TO BE DONE:
Using the material that follows, identify and copy each line with the string "контакта".

--- Start DATA FOR THIS TASK ---

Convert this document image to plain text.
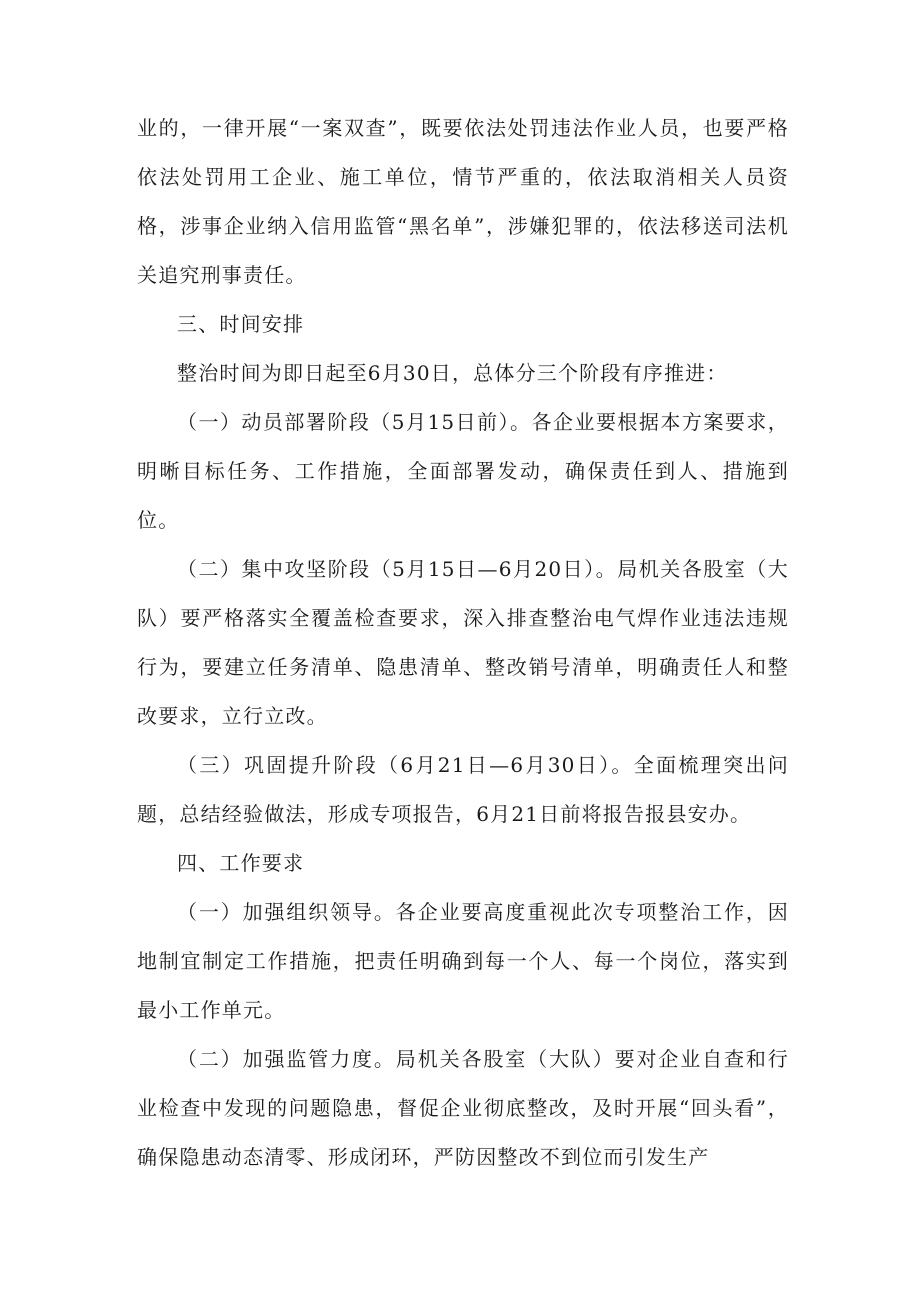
业的，一律开展“一案双查”，既要依法处罚违法作业人员，也要严格依法处罚用工企业、施工单位，情节严重的，依法取消相关人员资格，涉事企业纳入信用监管“黑名单”，涉嫌犯罪的，依法移送司法机关追究刑事责任。

三、时间安排

整治时间为即日起至6月30日，总体分三个阶段有序推进：

（一）动员部署阶段（5月15日前）。各企业要根据本方案要求，明晰目标任务、工作措施，全面部署发动，确保责任到人、措施到位。

（二）集中攻坚阶段（5月15日—6月20日）。局机关各股室（大队）要严格落实全覆盖检查要求，深入排查整治电气焊作业违法违规行为，要建立任务清单、隐患清单、整改销号清单，明确责任人和整改要求，立行立改。

（三）巩固提升阶段（6月21日—6月30日）。全面梳理突出问题，总结经验做法，形成专项报告，6月21日前将报告报县安办。

四、工作要求

（一）加强组织领导。各企业要高度重视此次专项整治工作，因地制宜制定工作措施，把责任明确到每一个人、每一个岗位，落实到最小工作单元。

（二）加强监管力度。局机关各股室（大队）要对企业自查和行业检查中发现的问题隐患，督促企业彻底整改，及时开展“回头看”，确保隐患动态清零、形成闭环，严防因整改不到位而引发生产
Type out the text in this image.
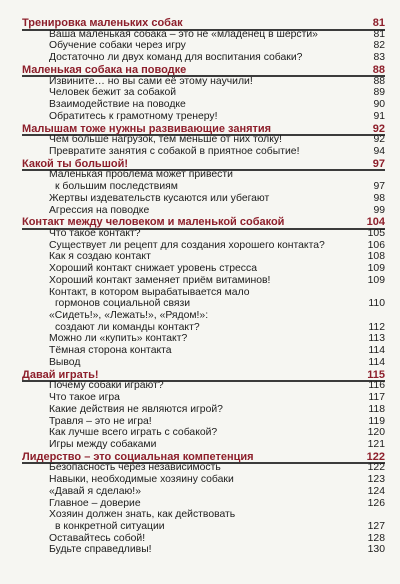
Тренировка маленьких собак	81
Ваша маленькая собака – это не «младенец в шерсти»	81
Обучение собаки через игру	82
Достаточно ли двух команд для воспитания собаки?	83
Маленькая собака на поводке	88
Извините… но вы сами её этому научили!	88
Человек бежит за собакой	89
Взаимодействие на поводке	90
Обратитесь к грамотному тренеру!	91
Малышам тоже нужны развивающие занятия	92
Чем больше нагрузок, тем меньше от них толку!	92
Превратите занятия с собакой в приятное событие!	94
Какой ты большой!	97
Маленькая проблема может привести
к большим последствиям	97
Жертвы издевательств кусаются или убегают	98
Агрессия на поводке	99
Контакт между человеком и маленькой собакой	104
Что такое контакт?	105
Существует ли рецепт для создания хорошего контакта?	106
Как я создаю контакт	108
Хороший контакт снижает уровень стресса	109
Хороший контакт заменяет приём витаминов!	109
Контакт, в котором вырабатывается мало
гормонов социальной связи	110
«Сидеть!», «Лежать!», «Рядом!»:
создают ли команды контакт?	112
Можно ли «купить» контакт?	113
Тёмная сторона контакта	114
Вывод	114
Давай играть!	115
Почему собаки играют?	116
Что такое игра	117
Какие действия не являются игрой?	118
Травля – это не игра!	119
Как лучше всего играть с собакой?	120
Игры между собаками	121
Лидерство – это социальная компетенция	122
Безопасность через независимость	122
Навыки, необходимые хозяину собаки	123
«Давай я сделаю!»	124
Главное – доверие	126
Хозяин должен знать, как действовать
в конкретной ситуации	127
Оставайтесь собой!	128
Будьте справедливы!	130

--- End DATA FOR THIS TASK ---

RESULT OF THE EXERCISE:
Существует ли рецепт для создания хорошего контакта?	106
Тёмная сторона контакта	114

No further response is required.